Exercise instructions: Take every line where the string "that" appears and copy it.

———

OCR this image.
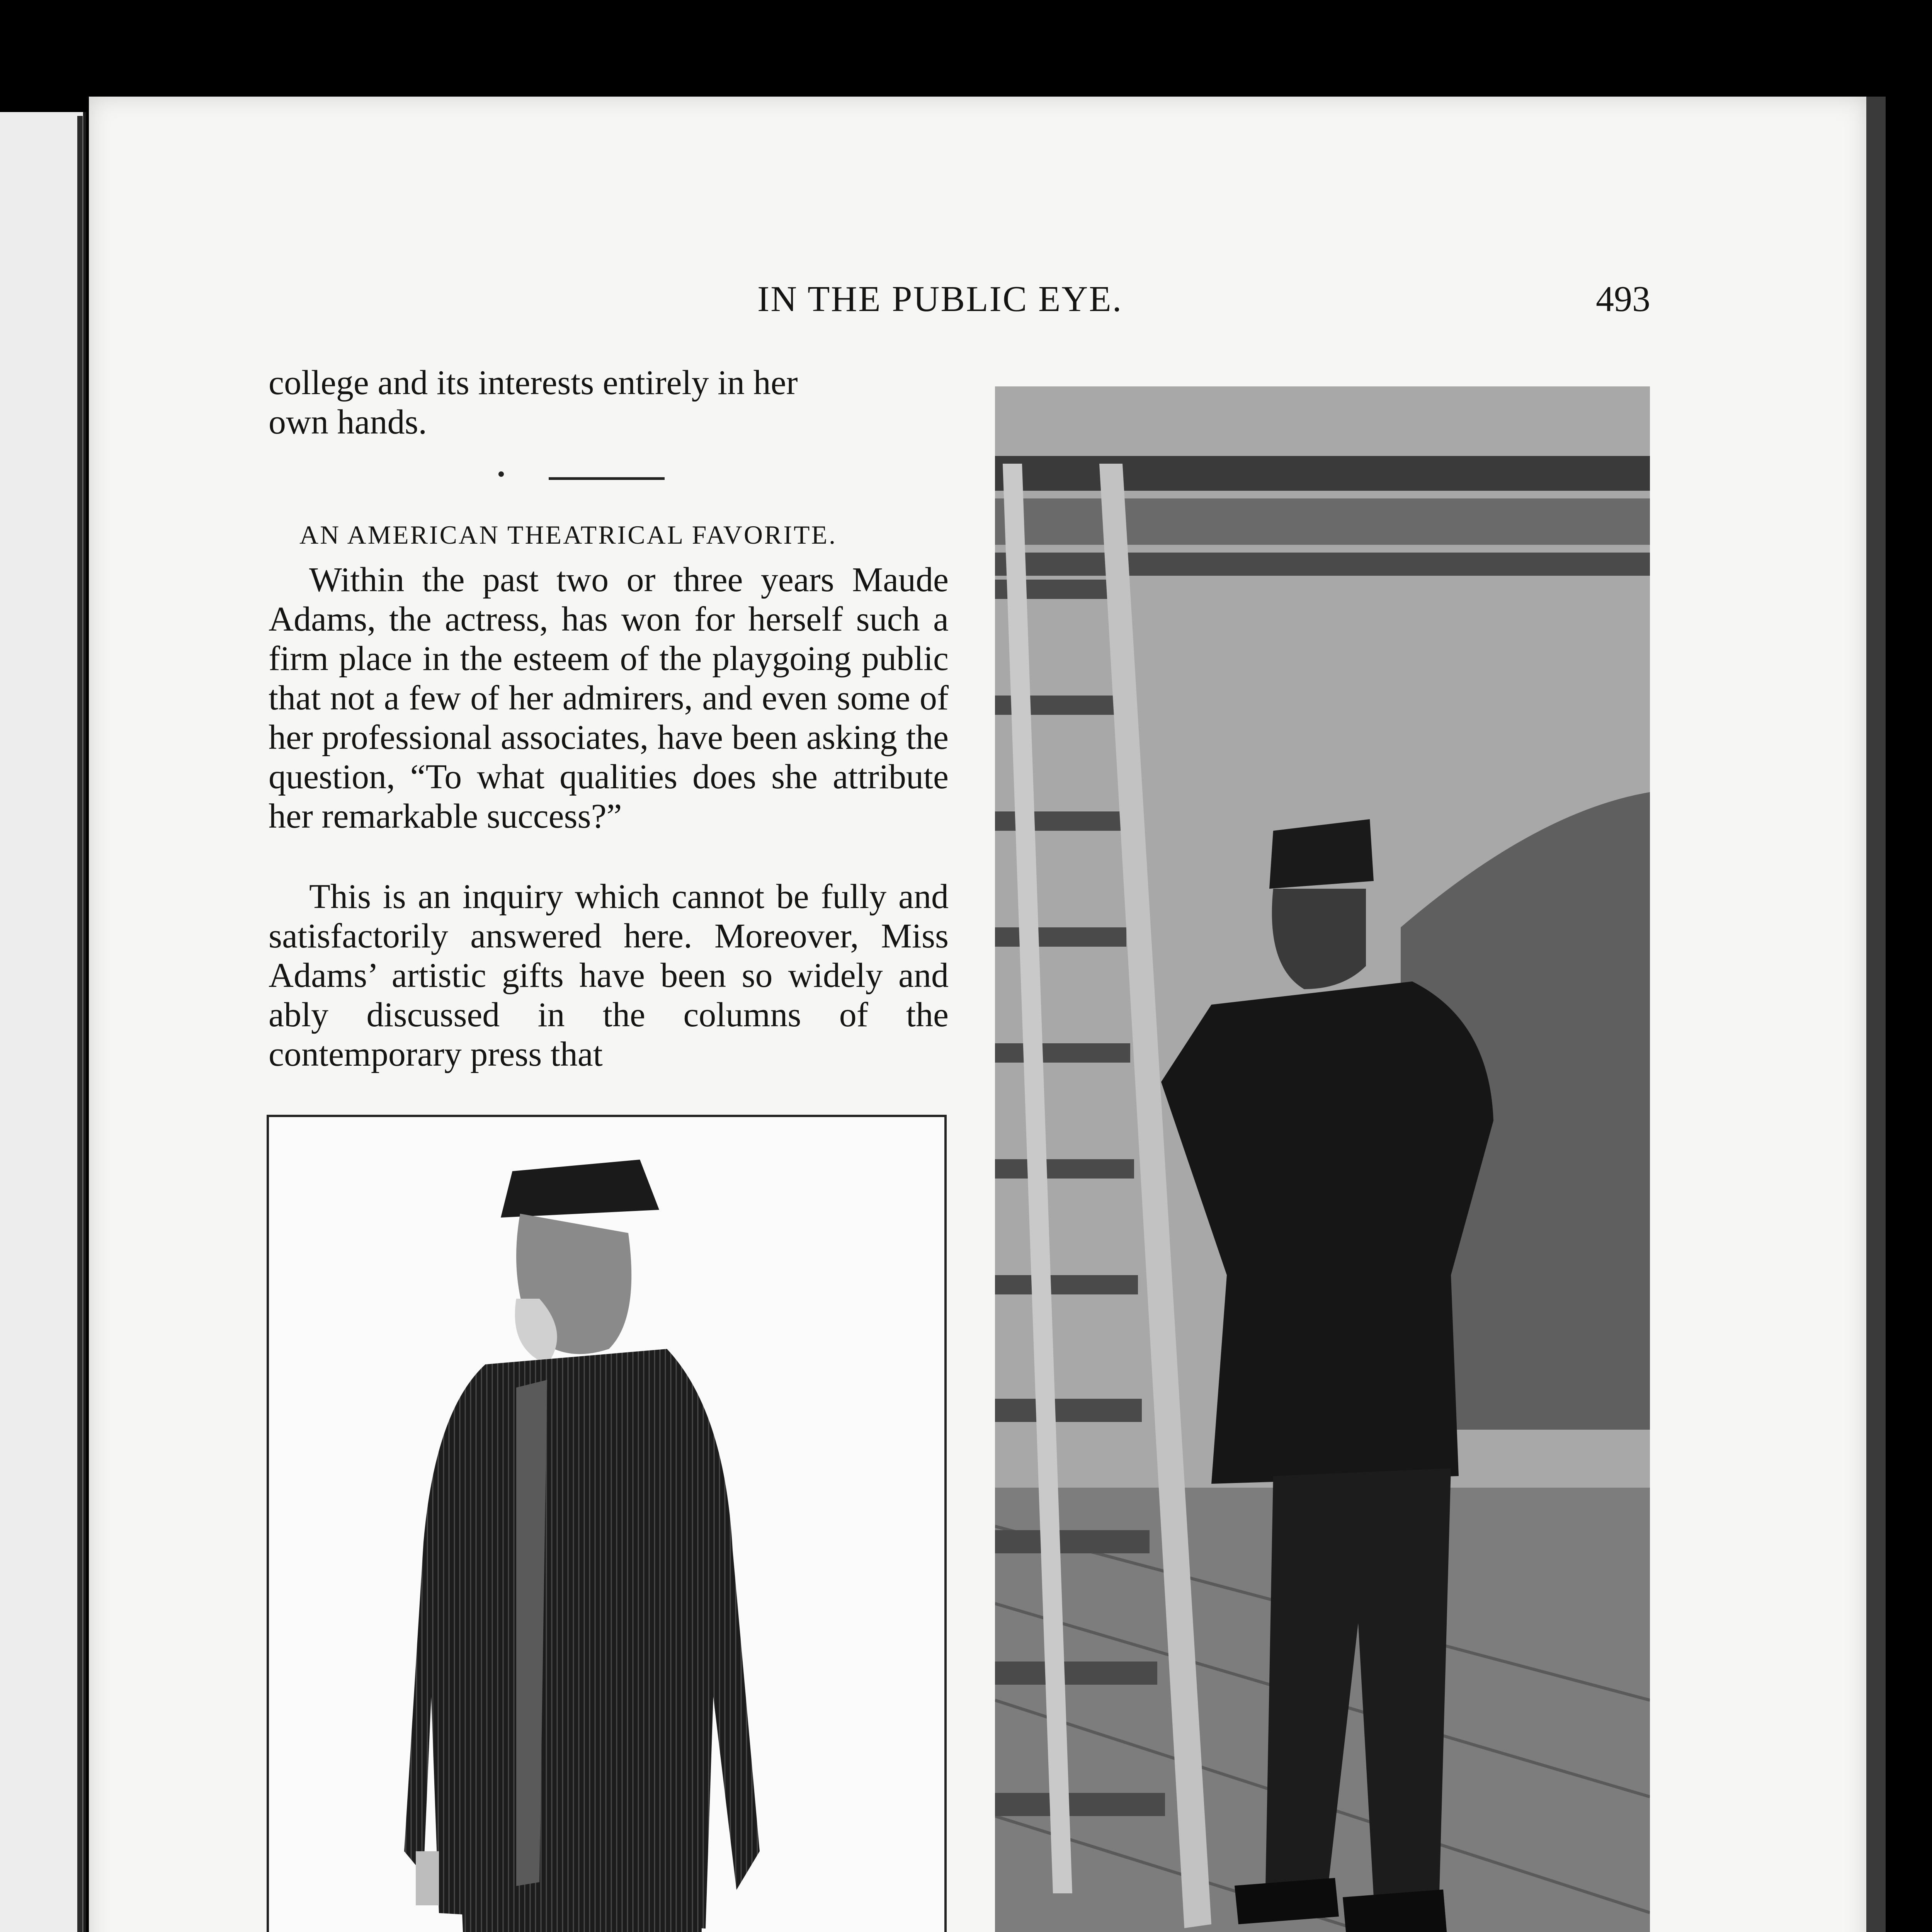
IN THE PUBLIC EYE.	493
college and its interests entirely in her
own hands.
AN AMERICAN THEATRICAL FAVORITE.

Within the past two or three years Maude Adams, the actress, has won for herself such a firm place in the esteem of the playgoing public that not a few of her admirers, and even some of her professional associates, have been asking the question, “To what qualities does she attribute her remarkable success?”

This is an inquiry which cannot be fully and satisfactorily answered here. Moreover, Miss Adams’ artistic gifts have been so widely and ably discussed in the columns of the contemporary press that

———

Result of the exercise:
Within the past two or three years Maude Adams, the actress, has won for herself such a firm place in the esteem of the playgoing public that not a few of her admirers, and even some of her professional associates, have been asking the question, “To what qualities does she attribute her remarkable success?”
This is an inquiry which cannot be fully and satisfactorily answered here. Moreover, Miss Adams’ artistic gifts have been so widely and ably discussed in the columns of the contemporary press that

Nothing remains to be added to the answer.